> _DATASET ENTRIES_:
[BEGIN]

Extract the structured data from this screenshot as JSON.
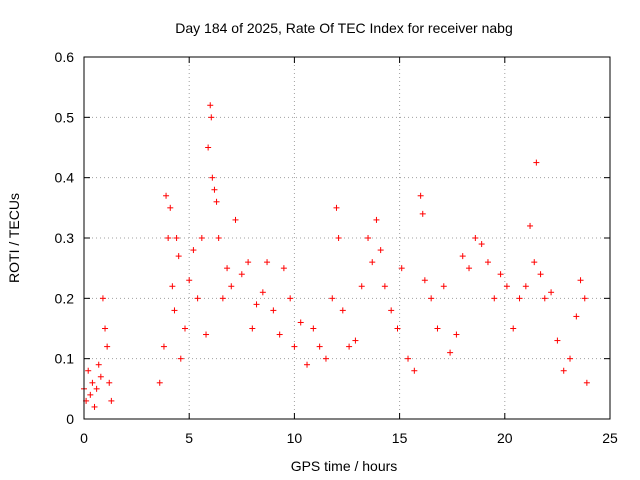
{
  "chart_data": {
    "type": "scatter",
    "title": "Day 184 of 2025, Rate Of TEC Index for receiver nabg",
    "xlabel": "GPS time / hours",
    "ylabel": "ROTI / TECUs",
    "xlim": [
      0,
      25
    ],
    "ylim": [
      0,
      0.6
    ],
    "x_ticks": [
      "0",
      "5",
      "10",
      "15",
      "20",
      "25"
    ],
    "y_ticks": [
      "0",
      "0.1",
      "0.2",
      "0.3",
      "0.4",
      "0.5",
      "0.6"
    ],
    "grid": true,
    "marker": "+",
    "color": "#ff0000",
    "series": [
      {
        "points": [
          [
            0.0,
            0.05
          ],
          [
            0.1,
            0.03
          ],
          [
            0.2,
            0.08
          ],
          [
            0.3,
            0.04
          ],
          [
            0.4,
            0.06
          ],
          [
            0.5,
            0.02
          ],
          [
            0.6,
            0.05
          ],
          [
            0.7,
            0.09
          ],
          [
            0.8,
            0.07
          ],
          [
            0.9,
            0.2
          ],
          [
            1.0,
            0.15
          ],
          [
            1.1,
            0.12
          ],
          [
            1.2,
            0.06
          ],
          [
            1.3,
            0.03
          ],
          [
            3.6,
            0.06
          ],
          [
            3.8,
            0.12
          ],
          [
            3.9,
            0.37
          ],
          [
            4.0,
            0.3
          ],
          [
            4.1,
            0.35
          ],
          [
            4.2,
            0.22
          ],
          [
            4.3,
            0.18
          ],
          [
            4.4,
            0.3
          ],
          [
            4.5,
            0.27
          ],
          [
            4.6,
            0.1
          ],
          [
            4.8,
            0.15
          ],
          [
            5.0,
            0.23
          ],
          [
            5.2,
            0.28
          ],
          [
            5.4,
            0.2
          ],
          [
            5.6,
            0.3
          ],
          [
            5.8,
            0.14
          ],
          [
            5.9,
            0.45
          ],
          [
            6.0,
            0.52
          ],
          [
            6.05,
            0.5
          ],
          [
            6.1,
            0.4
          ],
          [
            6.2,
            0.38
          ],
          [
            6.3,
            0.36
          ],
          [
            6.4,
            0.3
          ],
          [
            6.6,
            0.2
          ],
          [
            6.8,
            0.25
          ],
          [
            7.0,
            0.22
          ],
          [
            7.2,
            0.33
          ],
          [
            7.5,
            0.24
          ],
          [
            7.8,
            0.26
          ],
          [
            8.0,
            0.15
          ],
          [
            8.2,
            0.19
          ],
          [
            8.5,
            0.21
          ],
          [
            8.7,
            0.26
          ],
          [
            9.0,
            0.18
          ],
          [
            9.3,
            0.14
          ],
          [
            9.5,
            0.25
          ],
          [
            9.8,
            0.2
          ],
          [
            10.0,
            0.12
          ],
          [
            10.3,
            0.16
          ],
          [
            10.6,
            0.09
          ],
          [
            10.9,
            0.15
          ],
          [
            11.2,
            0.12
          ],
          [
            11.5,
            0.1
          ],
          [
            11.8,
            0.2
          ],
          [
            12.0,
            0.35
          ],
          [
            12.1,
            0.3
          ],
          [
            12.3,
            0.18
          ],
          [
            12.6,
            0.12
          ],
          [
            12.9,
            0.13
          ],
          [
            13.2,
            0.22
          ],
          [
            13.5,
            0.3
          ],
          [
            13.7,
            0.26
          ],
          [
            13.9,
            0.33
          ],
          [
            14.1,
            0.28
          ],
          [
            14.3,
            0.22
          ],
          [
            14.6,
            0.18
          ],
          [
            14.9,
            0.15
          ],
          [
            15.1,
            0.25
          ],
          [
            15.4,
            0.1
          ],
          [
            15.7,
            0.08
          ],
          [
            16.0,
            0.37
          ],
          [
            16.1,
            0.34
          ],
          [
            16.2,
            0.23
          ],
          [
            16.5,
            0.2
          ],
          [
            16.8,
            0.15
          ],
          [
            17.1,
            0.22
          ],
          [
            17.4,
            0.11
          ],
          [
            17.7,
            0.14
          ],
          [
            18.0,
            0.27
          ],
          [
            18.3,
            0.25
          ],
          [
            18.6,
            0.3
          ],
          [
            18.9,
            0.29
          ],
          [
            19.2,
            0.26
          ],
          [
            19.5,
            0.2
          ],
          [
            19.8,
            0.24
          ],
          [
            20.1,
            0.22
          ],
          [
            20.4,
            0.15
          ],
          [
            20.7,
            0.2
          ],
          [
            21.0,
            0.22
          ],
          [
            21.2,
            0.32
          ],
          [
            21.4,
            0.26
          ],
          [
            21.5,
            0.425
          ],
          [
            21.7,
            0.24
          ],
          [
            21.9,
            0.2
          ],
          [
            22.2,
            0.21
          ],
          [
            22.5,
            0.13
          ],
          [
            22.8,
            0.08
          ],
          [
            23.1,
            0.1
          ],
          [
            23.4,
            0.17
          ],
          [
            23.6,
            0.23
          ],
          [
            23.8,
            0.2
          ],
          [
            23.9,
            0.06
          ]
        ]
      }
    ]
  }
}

[END]

Without the pictures, copy the material exactly as given.

> _ANSWER FOR THE TASK_:
Extract the structured data from this screenshot as JSON.
{
  "chart_data": {
    "type": "scatter",
    "title": "Day 184 of 2025, Rate Of TEC Index for receiver nabg",
    "xlabel": "GPS time / hours",
    "ylabel": "ROTI / TECUs",
    "xlim": [
      0,
      25
    ],
    "ylim": [
      0,
      0.6
    ],
    "x_ticks": [
      "0",
      "5",
      "10",
      "15",
      "20",
      "25"
    ],
    "y_ticks": [
      "0",
      "0.1",
      "0.2",
      "0.3",
      "0.4",
      "0.5",
      "0.6"
    ],
    "grid": true,
    "marker": "+",
    "color": "#ff0000",
    "series": [
      {
        "points": [
          [
            0.0,
            0.05
          ],
          [
            0.1,
            0.03
          ],
          [
            0.2,
            0.08
          ],
          [
            0.3,
            0.04
          ],
          [
            0.4,
            0.06
          ],
          [
            0.5,
            0.02
          ],
          [
            0.6,
            0.05
          ],
          [
            0.7,
            0.09
          ],
          [
            0.8,
            0.07
          ],
          [
            0.9,
            0.2
          ],
          [
            1.0,
            0.15
          ],
          [
            1.1,
            0.12
          ],
          [
            1.2,
            0.06
          ],
          [
            1.3,
            0.03
          ],
          [
            3.6,
            0.06
          ],
          [
            3.8,
            0.12
          ],
          [
            3.9,
            0.37
          ],
          [
            4.0,
            0.3
          ],
          [
            4.1,
            0.35
          ],
          [
            4.2,
            0.22
          ],
          [
            4.3,
            0.18
          ],
          [
            4.4,
            0.3
          ],
          [
            4.5,
            0.27
          ],
          [
            4.6,
            0.1
          ],
          [
            4.8,
            0.15
          ],
          [
            5.0,
            0.23
          ],
          [
            5.2,
            0.28
          ],
          [
            5.4,
            0.2
          ],
          [
            5.6,
            0.3
          ],
          [
            5.8,
            0.14
          ],
          [
            5.9,
            0.45
          ],
          [
            6.0,
            0.52
          ],
          [
            6.05,
            0.5
          ],
          [
            6.1,
            0.4
          ],
          [
            6.2,
            0.38
          ],
          [
            6.3,
            0.36
          ],
          [
            6.4,
            0.3
          ],
          [
            6.6,
            0.2
          ],
          [
            6.8,
            0.25
          ],
          [
            7.0,
            0.22
          ],
          [
            7.2,
            0.33
          ],
          [
            7.5,
            0.24
          ],
          [
            7.8,
            0.26
          ],
          [
            8.0,
            0.15
          ],
          [
            8.2,
            0.19
          ],
          [
            8.5,
            0.21
          ],
          [
            8.7,
            0.26
          ],
          [
            9.0,
            0.18
          ],
          [
            9.3,
            0.14
          ],
          [
            9.5,
            0.25
          ],
          [
            9.8,
            0.2
          ],
          [
            10.0,
            0.12
          ],
          [
            10.3,
            0.16
          ],
          [
            10.6,
            0.09
          ],
          [
            10.9,
            0.15
          ],
          [
            11.2,
            0.12
          ],
          [
            11.5,
            0.1
          ],
          [
            11.8,
            0.2
          ],
          [
            12.0,
            0.35
          ],
          [
            12.1,
            0.3
          ],
          [
            12.3,
            0.18
          ],
          [
            12.6,
            0.12
          ],
          [
            12.9,
            0.13
          ],
          [
            13.2,
            0.22
          ],
          [
            13.5,
            0.3
          ],
          [
            13.7,
            0.26
          ],
          [
            13.9,
            0.33
          ],
          [
            14.1,
            0.28
          ],
          [
            14.3,
            0.22
          ],
          [
            14.6,
            0.18
          ],
          [
            14.9,
            0.15
          ],
          [
            15.1,
            0.25
          ],
          [
            15.4,
            0.1
          ],
          [
            15.7,
            0.08
          ],
          [
            16.0,
            0.37
          ],
          [
            16.1,
            0.34
          ],
          [
            16.2,
            0.23
          ],
          [
            16.5,
            0.2
          ],
          [
            16.8,
            0.15
          ],
          [
            17.1,
            0.22
          ],
          [
            17.4,
            0.11
          ],
          [
            17.7,
            0.14
          ],
          [
            18.0,
            0.27
          ],
          [
            18.3,
            0.25
          ],
          [
            18.6,
            0.3
          ],
          [
            18.9,
            0.29
          ],
          [
            19.2,
            0.26
          ],
          [
            19.5,
            0.2
          ],
          [
            19.8,
            0.24
          ],
          [
            20.1,
            0.22
          ],
          [
            20.4,
            0.15
          ],
          [
            20.7,
            0.2
          ],
          [
            21.0,
            0.22
          ],
          [
            21.2,
            0.32
          ],
          [
            21.4,
            0.26
          ],
          [
            21.5,
            0.425
          ],
          [
            21.7,
            0.24
          ],
          [
            21.9,
            0.2
          ],
          [
            22.2,
            0.21
          ],
          [
            22.5,
            0.13
          ],
          [
            22.8,
            0.08
          ],
          [
            23.1,
            0.1
          ],
          [
            23.4,
            0.17
          ],
          [
            23.6,
            0.23
          ],
          [
            23.8,
            0.2
          ],
          [
            23.9,
            0.06
          ]
        ]
      }
    ]
  }
}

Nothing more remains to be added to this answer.